# SET EXERCISE
Pictures don't belong in the copy; print all the records exactly.

# INPUT MATERIAL

----

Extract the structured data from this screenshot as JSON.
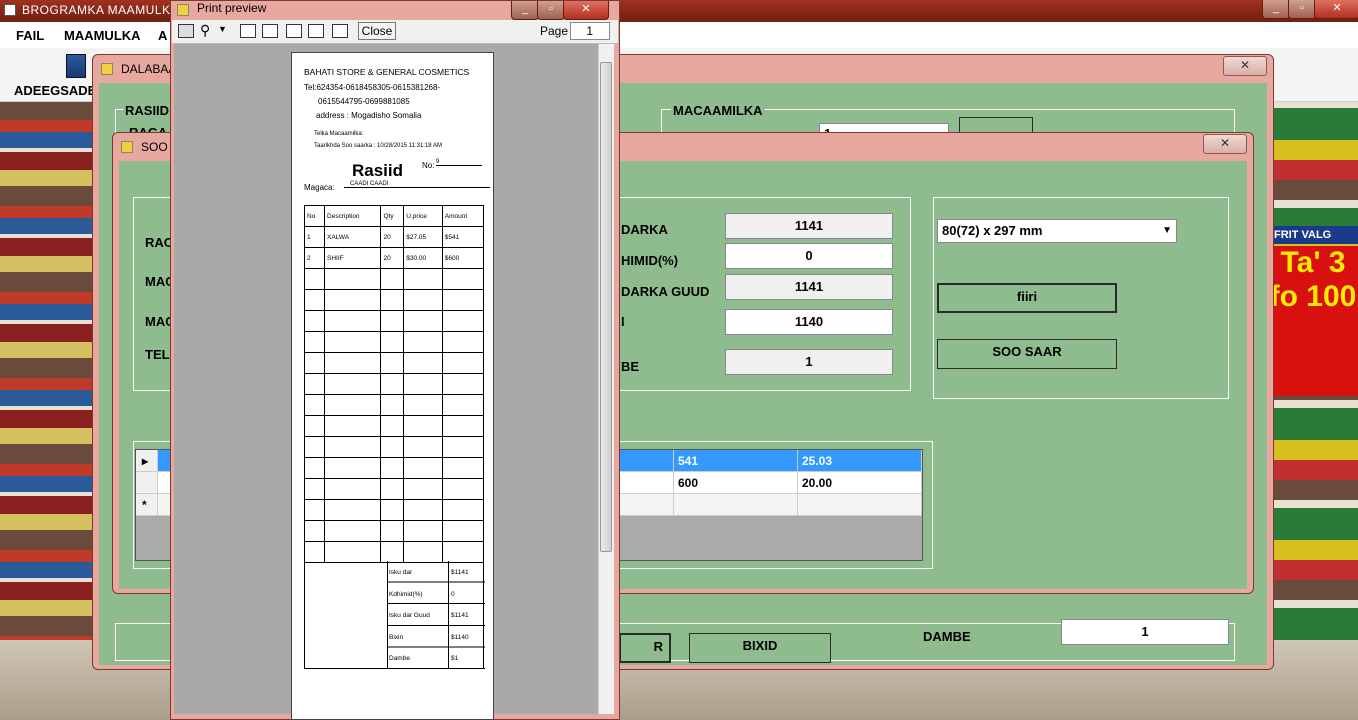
{
  "app": {
    "title": "BROGRAMKA  MAAMULKA",
    "menu": [
      "FAIL",
      "MAAMULKA",
      "A"
    ],
    "toolbar_label": "ADEEGSADE"
  },
  "background": {
    "promo_text": "Ta' 3 fo 100",
    "promo_banner": "FRIT VALG"
  },
  "dalabaad_window": {
    "title": "DALABAAD",
    "rasiid_group": "RASIID",
    "rasiid_cut": "RAGA",
    "macaamilka_group": "MACAAMILKA",
    "macaamil_input": "1",
    "dambe_label": "DAMBE",
    "dambe_value": "1",
    "bixid_button": "BIXID",
    "partial_button": "R"
  },
  "soo_window": {
    "title": "SOO",
    "left_labels": [
      "RAC",
      "MAC",
      "MAC",
      "TEL"
    ],
    "fields": [
      {
        "label": "DARKA",
        "value": "1141"
      },
      {
        "label": "HIMID(%)",
        "value": "0"
      },
      {
        "label": "DARKA GUUD",
        "value": "1141"
      },
      {
        "label": "I",
        "value": "1140"
      },
      {
        "label": "BE",
        "value": "1"
      }
    ],
    "paper_size": "80(72) x 297 mm",
    "fiiri_button": "fiiri",
    "soo_saar_button": "SOO SAAR",
    "grid_rows": [
      [
        "541",
        "25.03"
      ],
      [
        "600",
        "20.00"
      ]
    ],
    "new_row_marker": "*",
    "current_row_marker": "▸"
  },
  "print_preview": {
    "title": "Print preview",
    "close_button": "Close",
    "page_label": "Page",
    "page_value": "1"
  },
  "receipt": {
    "store_name": "BAHATI STORE & GENERAL COSMETICS",
    "tel_line1": "Tel:624354-0618458305-0615381268-",
    "tel_line2": "0615544795-0699881085",
    "address": "address : Mogadisho Somalia",
    "customer_tel": "Telka Macaamilka:",
    "date_line": "Taarikhda Soo saarka :  10/28/2015 11:31:18 AM",
    "heading": "Rasiid",
    "no_label": "No:",
    "no_value": "9",
    "magaca_label": "Magaca:",
    "magaca_value": "CAADI   CAADI",
    "columns": [
      "No",
      "Description",
      "Qty",
      "U.price",
      "Amount"
    ],
    "items": [
      [
        "1",
        "XALWA",
        "20",
        "$27.05",
        "$541"
      ],
      [
        "2",
        "SHIIF",
        "20",
        "$30.00",
        "$600"
      ]
    ],
    "totals": [
      {
        "label": "Isku dar",
        "value": "$1141"
      },
      {
        "label": "Kdhimid(%)",
        "value": "0"
      },
      {
        "label": "Isku dar Guud",
        "value": "$1141"
      },
      {
        "label": "Bixin",
        "value": "$1140"
      },
      {
        "label": "Dambe",
        "value": "$1"
      }
    ]
  }
}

----

# RESPONSE TO THIS EXERCISE
Extract the structured data from this screenshot as JSON.
{
  "app": {
    "title": "BROGRAMKA  MAAMULKA",
    "menu": [
      "FAIL",
      "MAAMULKA",
      "A"
    ],
    "toolbar_label": "ADEEGSADE"
  },
  "background": {
    "promo_text": "Ta' 3 fo 100",
    "promo_banner": "FRIT VALG"
  },
  "dalabaad_window": {
    "title": "DALABAAD",
    "rasiid_group": "RASIID",
    "rasiid_cut": "RAGA",
    "macaamilka_group": "MACAAMILKA",
    "macaamil_input": "1",
    "dambe_label": "DAMBE",
    "dambe_value": "1",
    "bixid_button": "BIXID",
    "partial_button": "R"
  },
  "soo_window": {
    "title": "SOO",
    "left_labels": [
      "RAC",
      "MAC",
      "MAC",
      "TEL"
    ],
    "fields": [
      {
        "label": "DARKA",
        "value": "1141"
      },
      {
        "label": "HIMID(%)",
        "value": "0"
      },
      {
        "label": "DARKA GUUD",
        "value": "1141"
      },
      {
        "label": "I",
        "value": "1140"
      },
      {
        "label": "BE",
        "value": "1"
      }
    ],
    "paper_size": "80(72) x 297 mm",
    "fiiri_button": "fiiri",
    "soo_saar_button": "SOO SAAR",
    "grid_rows": [
      [
        "541",
        "25.03"
      ],
      [
        "600",
        "20.00"
      ]
    ],
    "new_row_marker": "*",
    "current_row_marker": "▸"
  },
  "print_preview": {
    "title": "Print preview",
    "close_button": "Close",
    "page_label": "Page",
    "page_value": "1"
  },
  "receipt": {
    "store_name": "BAHATI STORE & GENERAL COSMETICS",
    "tel_line1": "Tel:624354-0618458305-0615381268-",
    "tel_line2": "0615544795-0699881085",
    "address": "address : Mogadisho Somalia",
    "customer_tel": "Telka Macaamilka:",
    "date_line": "Taarikhda Soo saarka :  10/28/2015 11:31:18 AM",
    "heading": "Rasiid",
    "no_label": "No:",
    "no_value": "9",
    "magaca_label": "Magaca:",
    "magaca_value": "CAADI   CAADI",
    "columns": [
      "No",
      "Description",
      "Qty",
      "U.price",
      "Amount"
    ],
    "items": [
      [
        "1",
        "XALWA",
        "20",
        "$27.05",
        "$541"
      ],
      [
        "2",
        "SHIIF",
        "20",
        "$30.00",
        "$600"
      ]
    ],
    "totals": [
      {
        "label": "Isku dar",
        "value": "$1141"
      },
      {
        "label": "Kdhimid(%)",
        "value": "0"
      },
      {
        "label": "Isku dar Guud",
        "value": "$1141"
      },
      {
        "label": "Bixin",
        "value": "$1140"
      },
      {
        "label": "Dambe",
        "value": "$1"
      }
    ]
  }
}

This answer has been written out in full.